_PROBLEM REQUIREMENTS_: Transcribe the records below exactly as they appear, omitting any pictures.
BEGIN ROWS
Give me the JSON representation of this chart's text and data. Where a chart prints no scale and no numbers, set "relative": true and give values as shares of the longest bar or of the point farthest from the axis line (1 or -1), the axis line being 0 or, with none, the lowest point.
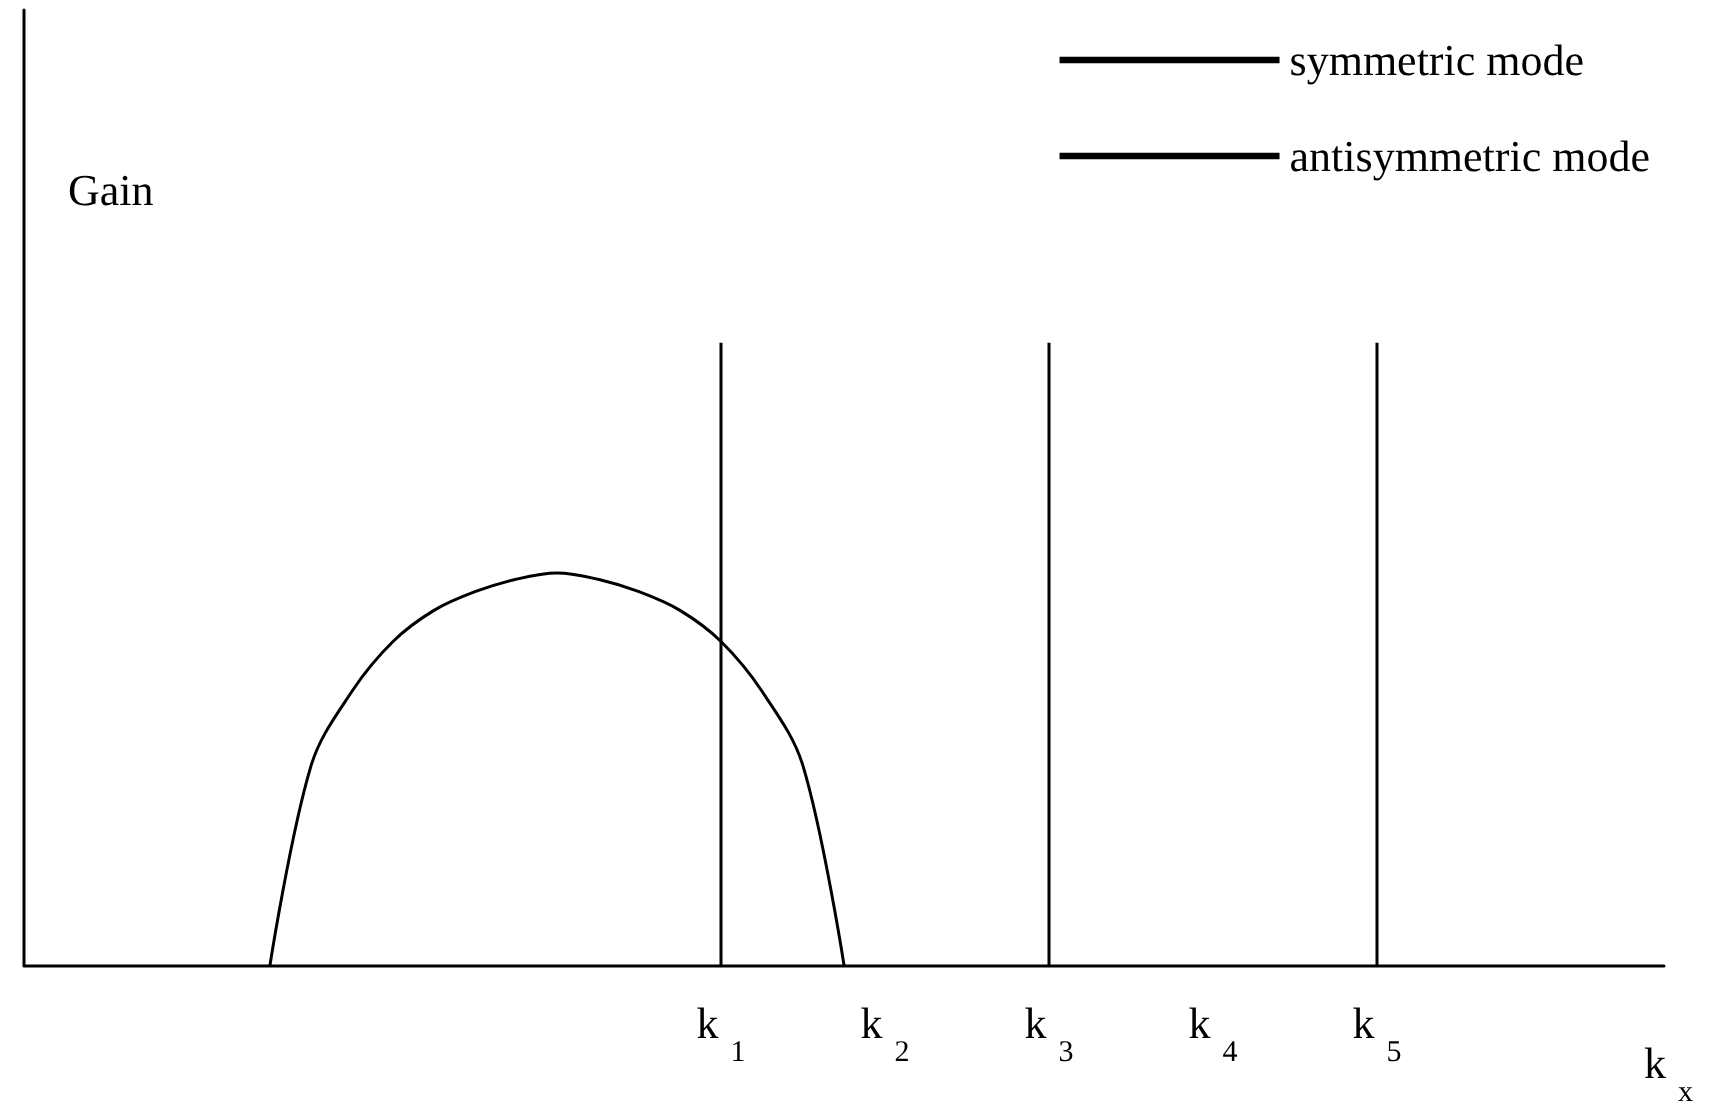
{
  "chart_data": {
    "type": "line",
    "ylabel": "Gain",
    "xlabel": "k$_{x}$",
    "relative": true,
    "categories": [
      null,
      null,
      null,
      null,
      null,
      null,
      null,
      null,
      null,
      null,
      null,
      null,
      null,
      null,
      null,
      null,
      null,
      "k$_{1}$",
      null,
      null,
      null,
      "k$_{2}$",
      null,
      null,
      null,
      "k$_{3}$",
      null,
      null,
      null,
      "k$_{4}$",
      null,
      null,
      null,
      "k$_{5}$",
      null,
      null,
      null,
      null,
      null,
      null,
      null
    ],
    "series": [
      {
        "name": "symmetric mode",
        "color": "#000000",
        "values": [
          null,
          null,
          null,
          null,
          null,
          null,
          0,
          0.32,
          0.44,
          0.52,
          0.57,
          0.6,
          0.62,
          0.63,
          0.62,
          0.6,
          0.57,
          0.52,
          0.44,
          0.32,
          0,
          null,
          null,
          null,
          null,
          null,
          null,
          null,
          null,
          null,
          null,
          null,
          null,
          null,
          null,
          null,
          null,
          null,
          null,
          null,
          null
        ]
      },
      {
        "name": "antisymmetric mode",
        "type": "bar",
        "color": "#000000",
        "values": [
          null,
          null,
          null,
          null,
          null,
          null,
          null,
          null,
          null,
          null,
          null,
          null,
          null,
          null,
          null,
          null,
          null,
          1,
          null,
          null,
          null,
          null,
          null,
          null,
          null,
          1,
          null,
          null,
          null,
          null,
          null,
          null,
          null,
          1,
          null,
          null,
          null,
          null,
          null,
          null,
          null
        ]
      }
    ],
    "legend": "top right",
    "grid": false,
    "marker": "none",
    "line_style": "solid"
  }
}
END ROWS
_EXPECTED OUTPUT_:
Give me the JSON representation of this chart's text and data. Where a chart prints no scale and no numbers, set "relative": true and give values as shares of the longest bar or of the point farthest from the axis line (1 or -1), the axis line being 0 or, with none, the lowest point.
{
  "chart_data": {
    "type": "line",
    "ylabel": "Gain",
    "xlabel": "k$_{x}$",
    "relative": true,
    "categories": [
      null,
      null,
      null,
      null,
      null,
      null,
      null,
      null,
      null,
      null,
      null,
      null,
      null,
      null,
      null,
      null,
      null,
      "k$_{1}$",
      null,
      null,
      null,
      "k$_{2}$",
      null,
      null,
      null,
      "k$_{3}$",
      null,
      null,
      null,
      "k$_{4}$",
      null,
      null,
      null,
      "k$_{5}$",
      null,
      null,
      null,
      null,
      null,
      null,
      null
    ],
    "series": [
      {
        "name": "symmetric mode",
        "color": "#000000",
        "values": [
          null,
          null,
          null,
          null,
          null,
          null,
          0,
          0.32,
          0.44,
          0.52,
          0.57,
          0.6,
          0.62,
          0.63,
          0.62,
          0.6,
          0.57,
          0.52,
          0.44,
          0.32,
          0,
          null,
          null,
          null,
          null,
          null,
          null,
          null,
          null,
          null,
          null,
          null,
          null,
          null,
          null,
          null,
          null,
          null,
          null,
          null,
          null
        ]
      },
      {
        "name": "antisymmetric mode",
        "type": "bar",
        "color": "#000000",
        "values": [
          null,
          null,
          null,
          null,
          null,
          null,
          null,
          null,
          null,
          null,
          null,
          null,
          null,
          null,
          null,
          null,
          null,
          1,
          null,
          null,
          null,
          null,
          null,
          null,
          null,
          1,
          null,
          null,
          null,
          null,
          null,
          null,
          null,
          1,
          null,
          null,
          null,
          null,
          null,
          null,
          null
        ]
      }
    ],
    "legend": "top right",
    "grid": false,
    "marker": "none",
    "line_style": "solid"
  }
}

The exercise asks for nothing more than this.